[Saved data entries]
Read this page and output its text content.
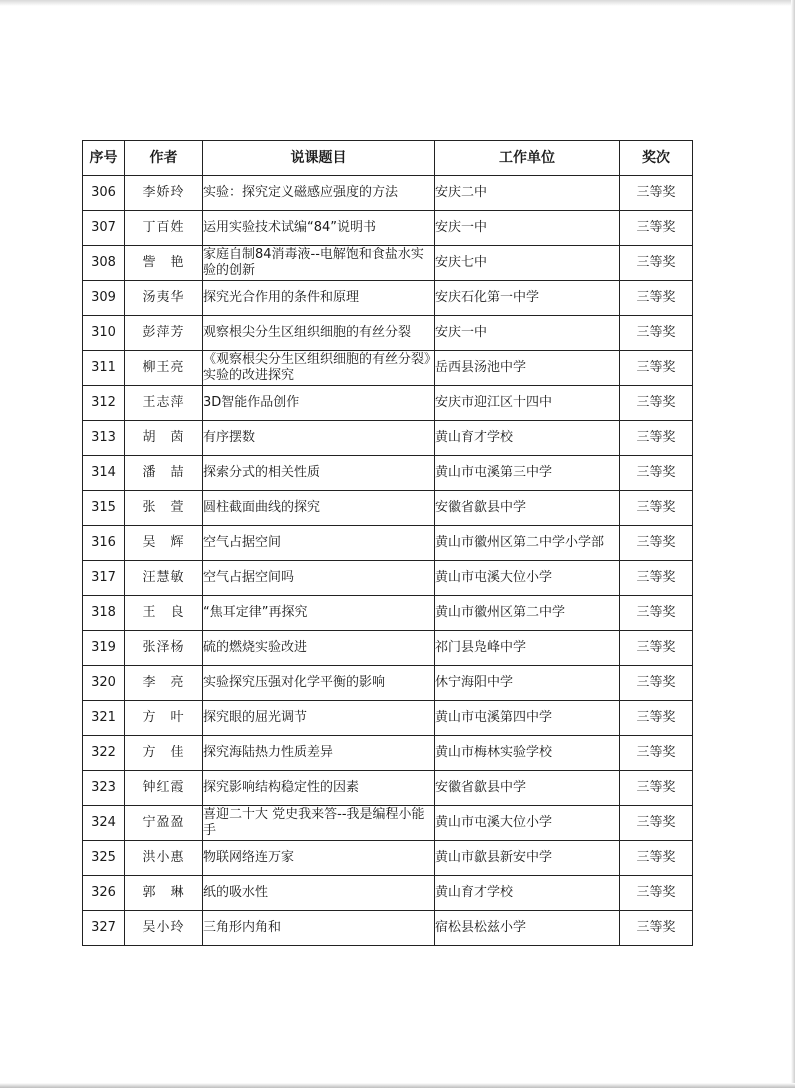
序号	作者	说课题目	工作单位	奖次
306	李娇玲	实验：探究定义磁感应强度的方法	安庆二中	三等奖
307	丁百姓	运用实验技术试编“84”说明书	安庆一中	三等奖
308	訾　艳	家庭自制84消毒液--电解饱和食盐水实验的创新	安庆七中	三等奖
309	汤夷华	探究光合作用的条件和原理	安庆石化第一中学	三等奖
310	彭萍芳	观察根尖分生区组织细胞的有丝分裂	安庆一中	三等奖
311	柳王亮	《观察根尖分生区组织细胞的有丝分裂》实验的改进探究	岳西县汤池中学	三等奖
312	王志萍	3D智能作品创作	安庆市迎江区十四中	三等奖
313	胡　茵	有序摆数	黄山育才学校	三等奖
314	潘　喆	探索分式的相关性质	黄山市屯溪第三中学	三等奖
315	张　萱	圆柱截面曲线的探究	安徽省歙县中学	三等奖
316	吴　辉	空气占据空间	黄山市徽州区第二中学小学部	三等奖
317	汪慧敏	空气占据空间吗	黄山市屯溪大位小学	三等奖
318	王　良	“焦耳定律”再探究	黄山市徽州区第二中学	三等奖
319	张泽杨	硫的燃烧实验改进	祁门县凫峰中学	三等奖
320	李　亮	实验探究压强对化学平衡的影响	休宁海阳中学	三等奖
321	方　叶	探究眼的屈光调节	黄山市屯溪第四中学	三等奖
322	方　佳	探究海陆热力性质差异	黄山市梅林实验学校	三等奖
323	钟红霞	探究影响结构稳定性的因素	安徽省歙县中学	三等奖
324	宁盈盈	喜迎二十大 党史我来答--我是编程小能手	黄山市屯溪大位小学	三等奖
325	洪小惠	物联网络连万家	黄山市歙县新安中学	三等奖
326	郭　琳	纸的吸水性	黄山育才学校	三等奖
327	吴小玲	三角形内角和	宿松县松兹小学	三等奖
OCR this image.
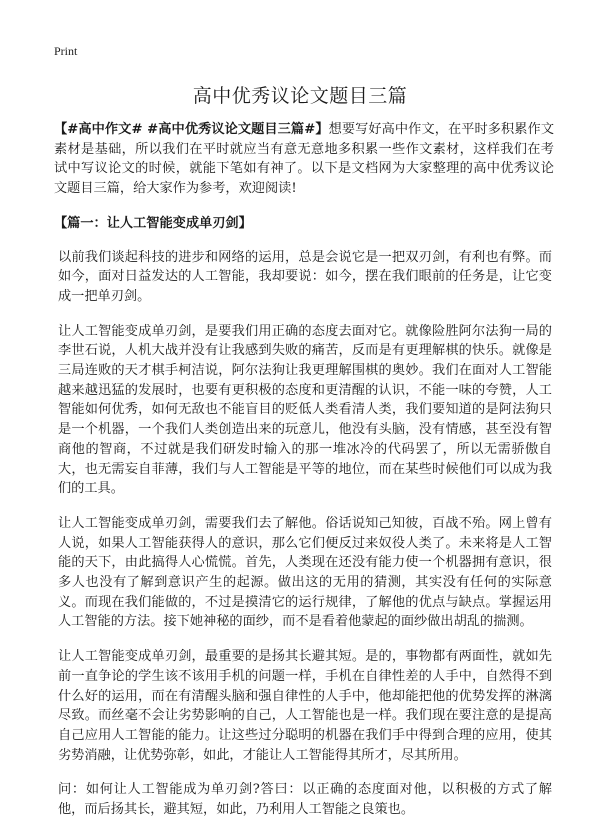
Print
高中优秀议论文题目三篇

【#高中作文# #高中优秀议论文题目三篇#】想要写好高中作文，在平时多积累作文素材是基础，所以我们在平时就应当有意无意地多积累一些作文素材，这样我们在考试中写议论文的时候，就能下笔如有神了。以下是文档网为大家整理的高中优秀议论文题目三篇，给大家作为参考，欢迎阅读!

【篇一：让人工智能变成单刃剑】

以前我们谈起科技的进步和网络的运用，总是会说它是一把双刃剑，有利也有弊。而如今，面对日益发达的人工智能，我却要说：如今，摆在我们眼前的任务是，让它变成一把单刃剑。

让人工智能变成单刃剑，是要我们用正确的态度去面对它。就像险胜阿尔法狗一局的李世石说，人机大战并没有让我感到失败的痛苦，反而是有更理解棋的快乐。就像是三局连败的天才棋手柯洁说，阿尔法狗让我更理解围棋的奥妙。我们在面对人工智能越来越迅猛的发展时，也要有更积极的态度和更清醒的认识，不能一味的夸赞，人工智能如何优秀，如何无敌也不能盲目的贬低人类看清人类，我们要知道的是阿法狗只是一个机器，一个我们人类创造出来的玩意儿，他没有头脑，没有情感，甚至没有智商他的智商，不过就是我们研发时输入的那一堆冰冷的代码罢了，所以无需骄傲自大，也无需妄自菲薄，我们与人工智能是平等的地位，而在某些时候他们可以成为我们的工具。

让人工智能变成单刃剑，需要我们去了解他。俗话说知己知彼，百战不殆。网上曾有人说，如果人工智能获得人的意识，那么它们便反过来奴役人类了。未来将是人工智能的天下，由此搞得人心慌慌。首先，人类现在还没有能力使一个机器拥有意识，很多人也没有了解到意识产生的起源。做出这的无用的猜测，其实没有任何的实际意义。而现在我们能做的，不过是摸清它的运行规律，了解他的优点与缺点。掌握运用人工智能的方法。接下她神秘的面纱，而不是看着他蒙起的面纱做出胡乱的揣测。

让人工智能变成单刃剑，最重要的是扬其长避其短。是的，事物都有两面性，就如先前一直争论的学生该不该用手机的问题一样，手机在自律性差的人手中，自然得不到什么好的运用，而在有清醒头脑和强自律性的人手中，他却能把他的优势发挥的淋漓尽致。而丝毫不会让劣势影响的自己，人工智能也是一样。我们现在要注意的是提高自己应用人工智能的能力。让这些过分聪明的机器在我们手中得到合理的应用，使其劣势消融，让优势弥彰，如此，才能让人工智能得其所才，尽其所用。

问：如何让人工智能成为单刃剑?答曰：以正确的态度面对他，以积极的方式了解他，而后扬其长，避其短，如此，乃利用人工智能之良策也。
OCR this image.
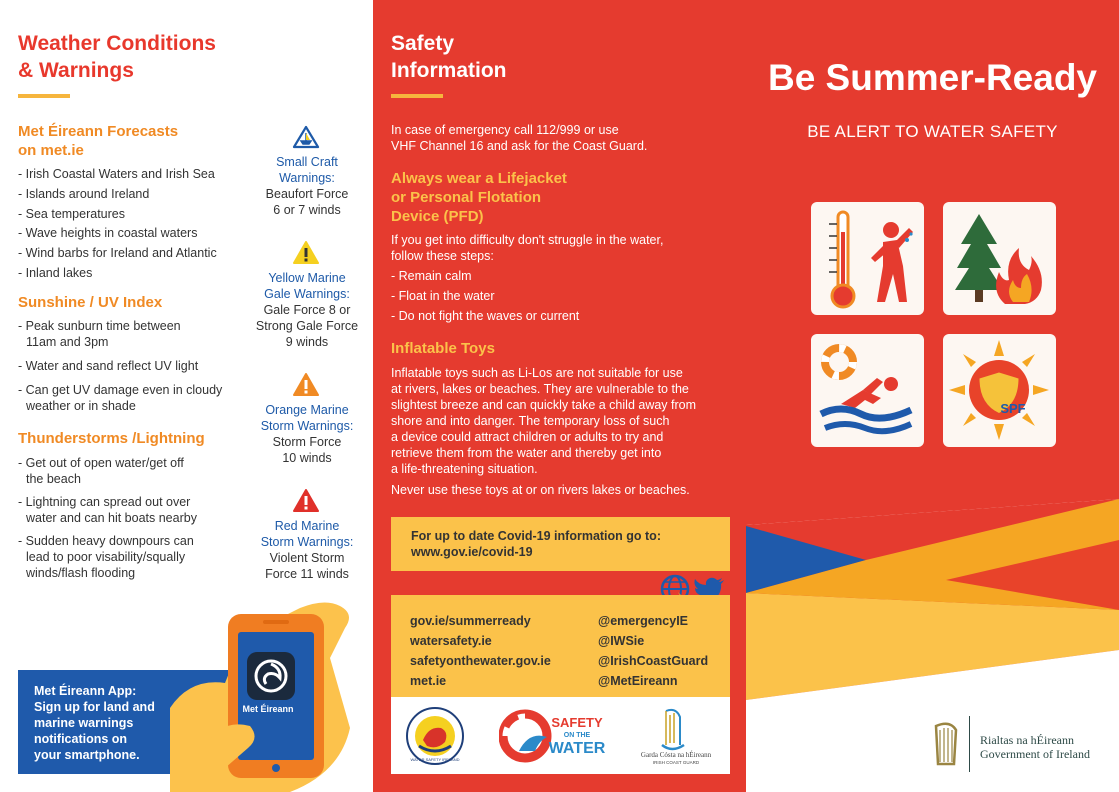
Weather Conditions
& Warnings
Met Éireann Forecasts
on met.ie
- Irish Coastal Waters and Irish Sea
- Islands around Ireland
- Sea temperatures
- Wave heights in coastal waters
- Wind barbs for Ireland and Atlantic
- Inland lakes
Sunshine / UV Index
- Peak sunburn time between
11am and 3pm
- Water and sand reflect UV light
- Can get UV damage even in cloudy
weather or in shade
Thunderstorms /Lightning
- Get out of open water/get off
the beach
- Lightning can spread out over
water and can hit boats nearby
- Sudden heavy downpours can
lead to poor visability/squally
winds/flash flooding
Small Craft
Warnings:
Beaufort Force
6 or 7 winds
Yellow Marine
Gale Warnings:
Gale Force 8 or
Strong Gale Force
9 winds
Orange Marine
Storm Warnings:
Storm Force
10 winds
Red Marine
Storm Warnings:
Violent Storm
Force 11 winds
Met Éireann
Met Éireann App:
Sign up for land and
marine warnings
notifications on
your smartphone.
Safety
Information
In case of emergency call 112/999 or use
VHF Channel 16 and ask for the Coast Guard.
Always wear a Lifejacket
or Personal Flotation
Device (PFD)
If you get into difficulty don't struggle in the water,
follow these steps:
- Remain calm
- Float in the water
- Do not fight the waves or current
Inflatable Toys
Inflatable toys such as Li-Los are not suitable for use
at rivers, lakes or beaches. They are vulnerable to the
slightest breeze and can quickly take a child away from
shore and into danger. The temporary loss of such
a device could attract children or adults to try and
retrieve them from the water and thereby get into
a life-threatening situation.
Never use these toys at or on rivers lakes or beaches.
For up to date Covid-19 information go to:
www.gov.ie/covid-19
gov.ie/summerready
watersafety.ie
safetyonthewater.gov.ie
met.ie
@emergencyIE
@IWSie
@IrishCoastGuard
@MetEireann
WATER SAFETY IRELAND
SAFETY
ON THE
WATER	Garda Cósta na hÉireann
IRISH COAST GUARD
Be Summer-Ready
BE ALERT TO WATER SAFETY
SPF
Rialtas na hÉireann
Government of Ireland
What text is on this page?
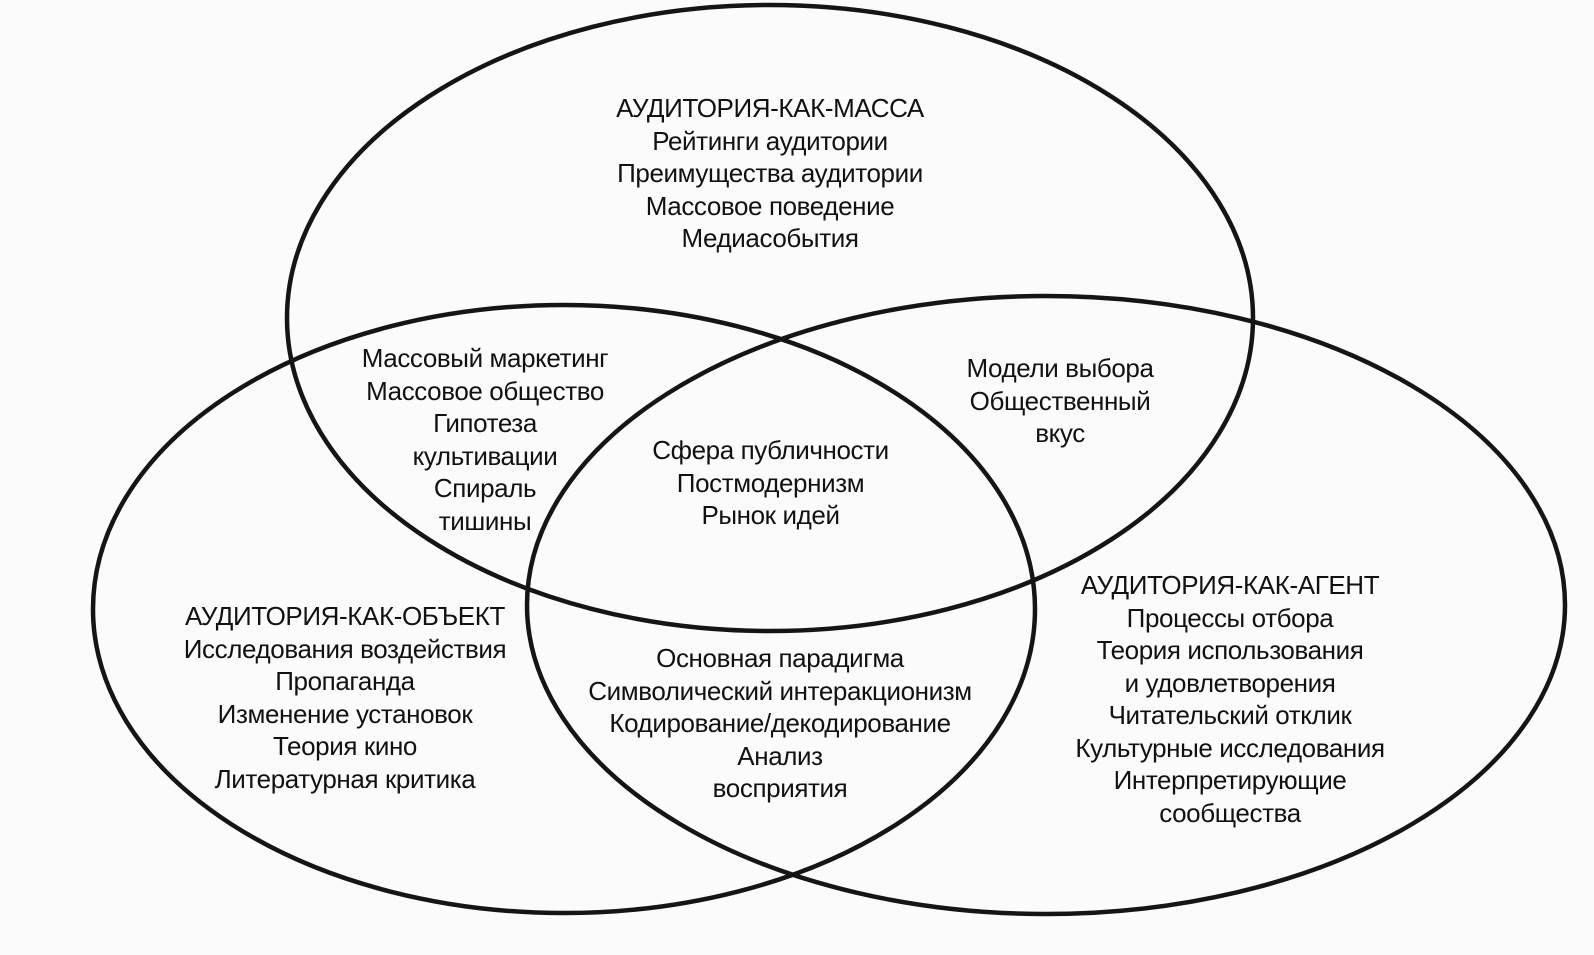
АУДИТОРИЯ-КАК-МАССА
Рейтинги аудитории
Преимущества аудитории
Массовое поведение
Медиасобытия
Массовый маркетинг
Массовое общество
Гипотеза
культивации
Спираль
тишины
Модели выбора
Общественный
вкус
Сфера публичности
Постмодернизм
Рынок идей
АУДИТОРИЯ-КАК-ОБЪЕКТ
Исследования воздействия
Пропаганда
Изменение установок
Теория кино
Литературная критика
Основная парадигма
Символический интеракционизм
Кодирование/декодирование
Анализ
восприятия
АУДИТОРИЯ-КАК-АГЕНТ
Процессы отбора
Теория использования
и удовлетворения
Читательский отклик
Культурные исследования
Интерпретирующие
сообщества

[Instructions for the task] Report only the number of lines that hold the string "such" in this listing.

[Full output] 2